- **TEXT EXTRACT**
>> begin

The Testing Pyramid

Think of tests as a series of experiments in the world of software development. Just like scientists aim to prove their hypotheses, software developers set out to prove that their code does precisely what it’s intended to do. Writing tests is our semiformal way of ensuring that the actual behaviour of our code aligns with our expectations.

Software development involves combining numerous small building blocks, arranging them in a way that moulds the system into the desired behaviour 1. Each of these building blocks must behave as intended. While validating individual components doesn’t guarantee the perfect functioning of the overall system, neglecting this step almost certainly guarantees failure.

There are various ways to validate software behaviour, ranging from highly isolated tests that scrutinize small code segments to user feedback forms, where users report any issues they encounter.

Description

Imagine a pyramid that categorizes different types of tests. These categories are organized from “more integrated” at the top to “more isolated” at the bottom.

The testing pyramid

Isolated tests are the most straight-forward to create, since they require minimal setup effort. They are fast to write and fast to execute. However, isolated tests are the most artificial type of tests, as they are the furthest removed from replicating real-world usage scenarios.

Integrated tests, on the other hand, are the most life-like scenario’s we can create, simulating real-world usage. However, they demand substantial setup effort, making them more time-consuming and expensive to create and slower to execute.

As a developer, you must make a trade-off decision: “How much feedback speed and implementation time am I willing to sacrifice in exchange for additional realism?”

tip:

The testing pyramid provides insight into various test types, but it doesn’t imply that you should use all of them or that some are inherently better than others. Like many aspects of software development, your choice should align with your specific context.

A recommended heuristic is to aim for the fastest possible feedback loop.

Detailed Description

  • Function/Method tests: These tests focus on verifying the behaviour of individual methods, offering fast and highly isolated feedback. They are typically used to validate core logic and handle exceptional cases.

>> end

- **GIVEN PROBLEM 1**
In the testing pyramid text, what heuristic is recommended?
- **GIVEN PROBLEM 2**
Rewrite the testing pyramid text starting with "Think of tests" and going on through "certainly guarantees failure.", putting "modules" wherever "building blocks" appears.

- **INFORMATION PROVIDED**
>> begin

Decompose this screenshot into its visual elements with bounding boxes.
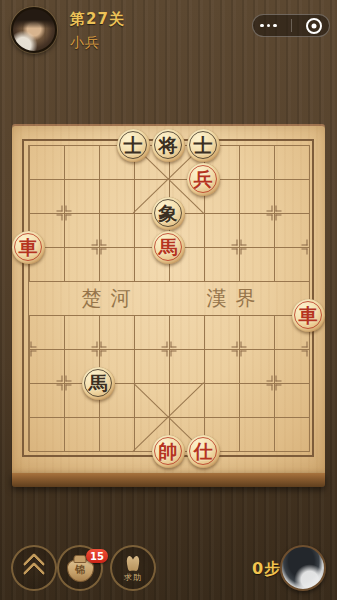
piece-black-general[interactable]: 将 — [152, 129, 185, 162]
exit-circle-icon[interactable] — [306, 18, 322, 34]
capsule-divider — [291, 19, 292, 32]
piece-red-chariot[interactable]: 車 — [12, 231, 45, 264]
piece-red-soldier[interactable]: 兵 — [187, 163, 220, 196]
app-screen: 第27关 小兵 楚河 漢界 士将士兵象車馬車馬帥仕 锦 — [0, 0, 337, 600]
difficulty-label: 小兵 — [70, 34, 125, 52]
piece-red-chariot[interactable]: 車 — [292, 299, 325, 332]
piece-red-horse[interactable]: 馬 — [152, 231, 185, 264]
more-icon[interactable] — [260, 24, 277, 28]
menu-expand-button[interactable] — [11, 545, 57, 591]
ask-help-button[interactable]: 求助 — [110, 545, 156, 591]
help-label: 求助 — [124, 572, 142, 583]
piece-black-advisor[interactable]: 士 — [187, 129, 220, 162]
piece-red-general[interactable]: 帥 — [152, 435, 185, 468]
player-avatar[interactable] — [11, 7, 57, 53]
piece-black-horse[interactable]: 馬 — [82, 367, 115, 400]
piece-red-advisor[interactable]: 仕 — [187, 435, 220, 468]
level-title: 第27关 — [70, 10, 125, 29]
hint-count-badge: 15 — [86, 549, 108, 563]
xiangqi-board[interactable]: 楚河 漢界 士将士兵象車馬車馬帥仕 — [12, 126, 325, 473]
opponent-avatar[interactable] — [280, 545, 326, 591]
bag-character: 锦 — [75, 563, 85, 577]
step-counter: 0步 — [252, 559, 281, 580]
praying-hands-icon — [126, 556, 140, 571]
piece-black-elephant[interactable]: 象 — [152, 197, 185, 230]
piece-black-advisor[interactable]: 士 — [117, 129, 150, 162]
board-edge-bevel — [12, 473, 325, 487]
wechat-capsule — [252, 14, 330, 37]
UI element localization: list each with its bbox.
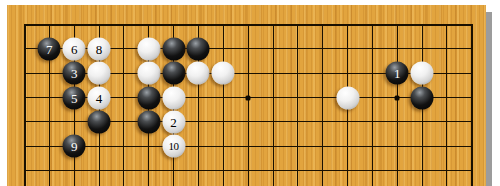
stone-white-R17	[411, 62, 434, 85]
stone-white-F18	[137, 37, 160, 60]
move-number: 1	[394, 62, 401, 85]
move-number: 4	[96, 86, 103, 109]
move-number: 6	[71, 37, 78, 60]
stone-white-G15: 2	[162, 110, 185, 133]
move-number: 2	[170, 110, 177, 133]
move-number: 5	[71, 86, 78, 109]
stone-white-D17	[88, 62, 111, 85]
stone-black-H18	[187, 37, 210, 60]
grid-line-h-1	[24, 24, 473, 26]
move-number: 7	[46, 37, 53, 60]
stone-black-C14: 9	[63, 135, 86, 158]
move-number: 3	[71, 62, 78, 85]
star-point-K16	[246, 95, 251, 100]
move-number: 9	[71, 135, 78, 158]
stone-black-C16: 5	[63, 86, 86, 109]
stone-black-G18	[162, 37, 185, 60]
stone-black-Q17: 1	[386, 62, 409, 85]
stone-black-R16	[411, 86, 434, 109]
move-number: 10	[169, 135, 179, 158]
grid-line-h-7	[24, 170, 473, 171]
star-point-Q16	[395, 95, 400, 100]
stone-white-O16	[336, 86, 359, 109]
stone-black-B18: 7	[38, 37, 61, 60]
go-diagram-page: 76831542910	[0, 0, 500, 186]
stone-white-F17	[137, 62, 160, 85]
stone-black-F15	[137, 110, 160, 133]
stone-white-H17	[187, 62, 210, 85]
stone-white-J17	[212, 62, 235, 85]
stone-white-D16: 4	[88, 86, 111, 109]
board-overlay: 76831542910	[0, 0, 500, 186]
stone-black-C17: 3	[63, 62, 86, 85]
stone-white-G16	[162, 86, 185, 109]
stone-white-D18: 8	[88, 37, 111, 60]
stone-white-G14: 10	[162, 135, 185, 158]
grid-line-h-6	[24, 146, 473, 147]
stone-black-F16	[137, 86, 160, 109]
stone-black-D15	[88, 110, 111, 133]
stone-white-C18: 6	[63, 37, 86, 60]
move-number: 8	[96, 37, 103, 60]
stone-black-G17	[162, 62, 185, 85]
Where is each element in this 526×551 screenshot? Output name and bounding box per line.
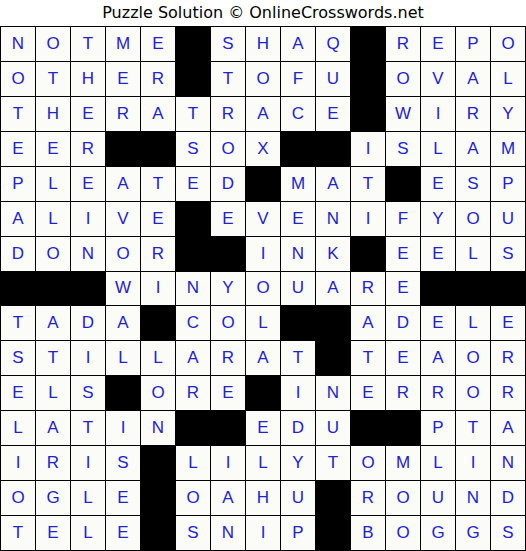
letter-cell: N — [491, 446, 525, 480]
letter-cell: R — [491, 376, 525, 410]
letter-cell: L — [71, 481, 105, 515]
letter-cell: W — [106, 272, 140, 306]
letter-cell: R — [141, 62, 175, 96]
letter-cell: A — [141, 97, 175, 131]
letter-cell: N — [456, 481, 490, 515]
letter-cell: I — [351, 202, 385, 236]
letter-cell: T — [141, 167, 175, 201]
letter-cell: R — [351, 481, 385, 515]
letter-cell: D — [1, 237, 35, 271]
letter-cell: T — [1, 97, 35, 131]
letter-cell: L — [36, 202, 70, 236]
letter-cell: N — [71, 237, 105, 271]
letter-cell: U — [316, 411, 350, 445]
black-cell — [141, 516, 175, 550]
letter-cell: L — [491, 62, 525, 96]
black-cell — [386, 167, 420, 201]
black-cell — [351, 62, 385, 96]
letter-cell: I — [246, 237, 280, 271]
letter-cell: D — [211, 167, 245, 201]
black-cell — [71, 272, 105, 306]
letter-cell: T — [316, 446, 350, 480]
letter-cell: E — [141, 202, 175, 236]
letter-cell: D — [71, 306, 105, 340]
black-cell — [386, 411, 420, 445]
letter-cell: N — [1, 27, 35, 61]
letter-cell: P — [421, 411, 455, 445]
letter-cell: A — [246, 97, 280, 131]
letter-cell: C — [281, 97, 315, 131]
letter-cell: E — [386, 272, 420, 306]
letter-cell: S — [176, 132, 210, 166]
black-cell — [316, 516, 350, 550]
letter-cell: E — [211, 376, 245, 410]
letter-cell: A — [351, 306, 385, 340]
letter-cell: M — [106, 27, 140, 61]
letter-cell: L — [246, 446, 280, 480]
letter-cell: A — [36, 411, 70, 445]
letter-cell: E — [316, 97, 350, 131]
letter-cell: I — [71, 202, 105, 236]
black-cell — [1, 272, 35, 306]
letter-cell: E — [106, 62, 140, 96]
letter-cell: H — [36, 97, 70, 131]
black-cell — [106, 132, 140, 166]
letter-cell: R — [351, 272, 385, 306]
letter-cell: I — [211, 446, 245, 480]
black-cell — [351, 27, 385, 61]
letter-cell: P — [491, 167, 525, 201]
letter-cell: A — [246, 341, 280, 375]
letter-cell: O — [386, 516, 420, 550]
black-cell — [176, 411, 210, 445]
letter-cell: T — [176, 97, 210, 131]
letter-cell: L — [141, 341, 175, 375]
letter-cell: R — [491, 341, 525, 375]
letter-cell: A — [456, 62, 490, 96]
letter-cell: R — [211, 97, 245, 131]
black-cell — [141, 132, 175, 166]
black-cell — [36, 272, 70, 306]
letter-cell: G — [421, 516, 455, 550]
letter-cell: A — [316, 167, 350, 201]
letter-cell: I — [281, 376, 315, 410]
letter-cell: N — [141, 411, 175, 445]
black-cell — [211, 237, 245, 271]
letter-cell: T — [71, 27, 105, 61]
black-cell — [246, 167, 280, 201]
black-cell — [316, 306, 350, 340]
black-cell — [211, 411, 245, 445]
letter-cell: I — [421, 97, 455, 131]
letter-cell: A — [491, 411, 525, 445]
letter-cell: E — [1, 132, 35, 166]
letter-cell: N — [316, 202, 350, 236]
letter-cell: R — [211, 341, 245, 375]
black-cell — [351, 97, 385, 131]
letter-cell: N — [281, 237, 315, 271]
black-cell — [281, 132, 315, 166]
letter-cell: O — [351, 446, 385, 480]
letter-cell: O — [1, 62, 35, 96]
black-cell — [141, 306, 175, 340]
letter-cell: M — [386, 446, 420, 480]
letter-cell: R — [176, 376, 210, 410]
letter-cell: E — [421, 167, 455, 201]
letter-cell: O — [211, 306, 245, 340]
letter-cell: Q — [316, 27, 350, 61]
letter-cell: E — [141, 27, 175, 61]
letter-cell: H — [246, 27, 280, 61]
letter-cell: T — [211, 62, 245, 96]
letter-cell: E — [386, 341, 420, 375]
letter-cell: T — [1, 306, 35, 340]
letter-cell: K — [316, 237, 350, 271]
letter-cell: N — [176, 272, 210, 306]
black-cell — [141, 481, 175, 515]
letter-cell: F — [386, 202, 420, 236]
letter-cell: E — [491, 306, 525, 340]
letter-cell: E — [71, 167, 105, 201]
letter-cell: T — [71, 411, 105, 445]
letter-cell: I — [106, 411, 140, 445]
letter-cell: L — [456, 306, 490, 340]
black-cell — [351, 237, 385, 271]
letter-cell: D — [491, 481, 525, 515]
letter-cell: O — [106, 237, 140, 271]
letter-cell: E — [351, 376, 385, 410]
black-cell — [316, 341, 350, 375]
letter-cell: A — [1, 202, 35, 236]
letter-cell: N — [316, 376, 350, 410]
letter-cell: E — [106, 481, 140, 515]
letter-cell: A — [281, 27, 315, 61]
letter-cell: I — [246, 516, 280, 550]
letter-cell: A — [211, 481, 245, 515]
letter-cell: P — [456, 27, 490, 61]
letter-cell: M — [491, 132, 525, 166]
letter-cell: L — [1, 411, 35, 445]
letter-cell: E — [71, 97, 105, 131]
letter-cell: S — [491, 237, 525, 271]
letter-cell: S — [106, 446, 140, 480]
letter-cell: O — [456, 202, 490, 236]
letter-cell: E — [106, 516, 140, 550]
black-cell — [246, 376, 280, 410]
letter-cell: R — [456, 97, 490, 131]
letter-cell: L — [176, 446, 210, 480]
black-cell — [176, 62, 210, 96]
letter-cell: U — [316, 62, 350, 96]
letter-cell: S — [456, 167, 490, 201]
letter-cell: Y — [491, 97, 525, 131]
letter-cell: U — [421, 481, 455, 515]
letter-cell: L — [421, 132, 455, 166]
letter-cell: O — [176, 481, 210, 515]
letter-cell: W — [386, 97, 420, 131]
letter-cell: I — [1, 446, 35, 480]
letter-cell: G — [456, 516, 490, 550]
letter-cell: N — [211, 516, 245, 550]
letter-cell: I — [71, 341, 105, 375]
letter-cell: E — [386, 237, 420, 271]
letter-cell: R — [141, 237, 175, 271]
letter-cell: S — [71, 376, 105, 410]
letter-cell: T — [1, 516, 35, 550]
letter-cell: O — [456, 376, 490, 410]
letter-cell: A — [106, 306, 140, 340]
black-cell — [316, 481, 350, 515]
letter-cell: C — [176, 306, 210, 340]
letter-cell: Y — [281, 446, 315, 480]
letter-cell: U — [281, 481, 315, 515]
letter-cell: O — [211, 132, 245, 166]
letter-cell: T — [281, 341, 315, 375]
letter-cell: A — [176, 341, 210, 375]
letter-cell: O — [246, 62, 280, 96]
letter-cell: R — [71, 132, 105, 166]
letter-cell: A — [421, 341, 455, 375]
crossword-grid: NOTMESHAQREPOOTHERTOFUOVALTHERATRACEWIRY… — [0, 26, 526, 551]
black-cell — [176, 237, 210, 271]
letter-cell: H — [246, 481, 280, 515]
letter-cell: L — [421, 446, 455, 480]
letter-cell: E — [421, 306, 455, 340]
letter-cell: L — [71, 516, 105, 550]
letter-cell: U — [491, 202, 525, 236]
letter-cell: A — [106, 167, 140, 201]
letter-cell: U — [281, 272, 315, 306]
black-cell — [421, 272, 455, 306]
letter-cell: T — [36, 341, 70, 375]
letter-cell: O — [456, 341, 490, 375]
letter-cell: R — [386, 27, 420, 61]
letter-cell: O — [491, 27, 525, 61]
letter-cell: B — [351, 516, 385, 550]
black-cell — [281, 306, 315, 340]
letter-cell: O — [246, 272, 280, 306]
letter-cell: O — [1, 481, 35, 515]
letter-cell: E — [421, 27, 455, 61]
letter-cell: Y — [211, 272, 245, 306]
letter-cell: E — [211, 202, 245, 236]
letter-cell: P — [281, 516, 315, 550]
black-cell — [106, 376, 140, 410]
letter-cell: E — [281, 202, 315, 236]
letter-cell: E — [176, 167, 210, 201]
letter-cell: I — [351, 132, 385, 166]
letter-cell: D — [281, 411, 315, 445]
page-title: Puzzle Solution © OnlineCrosswords.net — [0, 0, 526, 26]
letter-cell: S — [386, 132, 420, 166]
black-cell — [141, 446, 175, 480]
letter-cell: O — [386, 62, 420, 96]
letter-cell: D — [386, 306, 420, 340]
letter-cell: I — [456, 446, 490, 480]
letter-cell: O — [141, 376, 175, 410]
black-cell — [456, 272, 490, 306]
black-cell — [176, 27, 210, 61]
black-cell — [491, 272, 525, 306]
letter-cell: L — [106, 341, 140, 375]
black-cell — [351, 411, 385, 445]
letter-cell: G — [36, 481, 70, 515]
letter-cell: A — [316, 272, 350, 306]
black-cell — [176, 202, 210, 236]
letter-cell: T — [456, 411, 490, 445]
letter-cell: M — [281, 167, 315, 201]
letter-cell: V — [246, 202, 280, 236]
letter-cell: R — [386, 376, 420, 410]
black-cell — [316, 132, 350, 166]
letter-cell: V — [106, 202, 140, 236]
letter-cell: L — [36, 376, 70, 410]
letter-cell: S — [1, 341, 35, 375]
letter-cell: L — [36, 167, 70, 201]
puzzle-solution-page: Puzzle Solution © OnlineCrosswords.net N… — [0, 0, 526, 551]
letter-cell: S — [491, 516, 525, 550]
letter-cell: L — [246, 306, 280, 340]
letter-cell: H — [71, 62, 105, 96]
letter-cell: R — [421, 376, 455, 410]
letter-cell: V — [421, 62, 455, 96]
letter-cell: R — [106, 97, 140, 131]
letter-cell: E — [36, 516, 70, 550]
letter-cell: E — [421, 237, 455, 271]
letter-cell: S — [211, 27, 245, 61]
letter-cell: S — [176, 516, 210, 550]
letter-cell: T — [351, 167, 385, 201]
letter-cell: E — [246, 411, 280, 445]
letter-cell: T — [36, 62, 70, 96]
letter-cell: L — [456, 237, 490, 271]
letter-cell: X — [246, 132, 280, 166]
letter-cell: E — [36, 132, 70, 166]
letter-cell: I — [71, 446, 105, 480]
letter-cell: T — [351, 341, 385, 375]
letter-cell: P — [1, 167, 35, 201]
letter-cell: R — [36, 446, 70, 480]
letter-cell: E — [1, 376, 35, 410]
letter-cell: O — [36, 27, 70, 61]
letter-cell: F — [281, 62, 315, 96]
letter-cell: O — [386, 481, 420, 515]
letter-cell: A — [36, 306, 70, 340]
letter-cell: A — [456, 132, 490, 166]
letter-cell: O — [36, 237, 70, 271]
letter-cell: I — [141, 272, 175, 306]
letter-cell: Y — [421, 202, 455, 236]
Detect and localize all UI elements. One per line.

>> end

- **WORKED SOLUTION 1**
Aim for the fastest possible feedback loop.

- **WORKED SOLUTION 2**
Think of tests as a series of experiments in the world of software development. Just like scientists aim to prove their hypotheses, software developers set out to prove that their code does precisely what it’s intended to do. Writing tests is our semiformal way of ensuring that the actual behaviour of our code aligns with our expectations.

Software development involves combining numerous small modules, arranging them in a way that moulds the system into the desired behaviour 1. Each of these modules must behave as intended. While validating individual components doesn’t guarantee the perfect functioning of the overall system, neglecting this step almost certainly guarantees failure.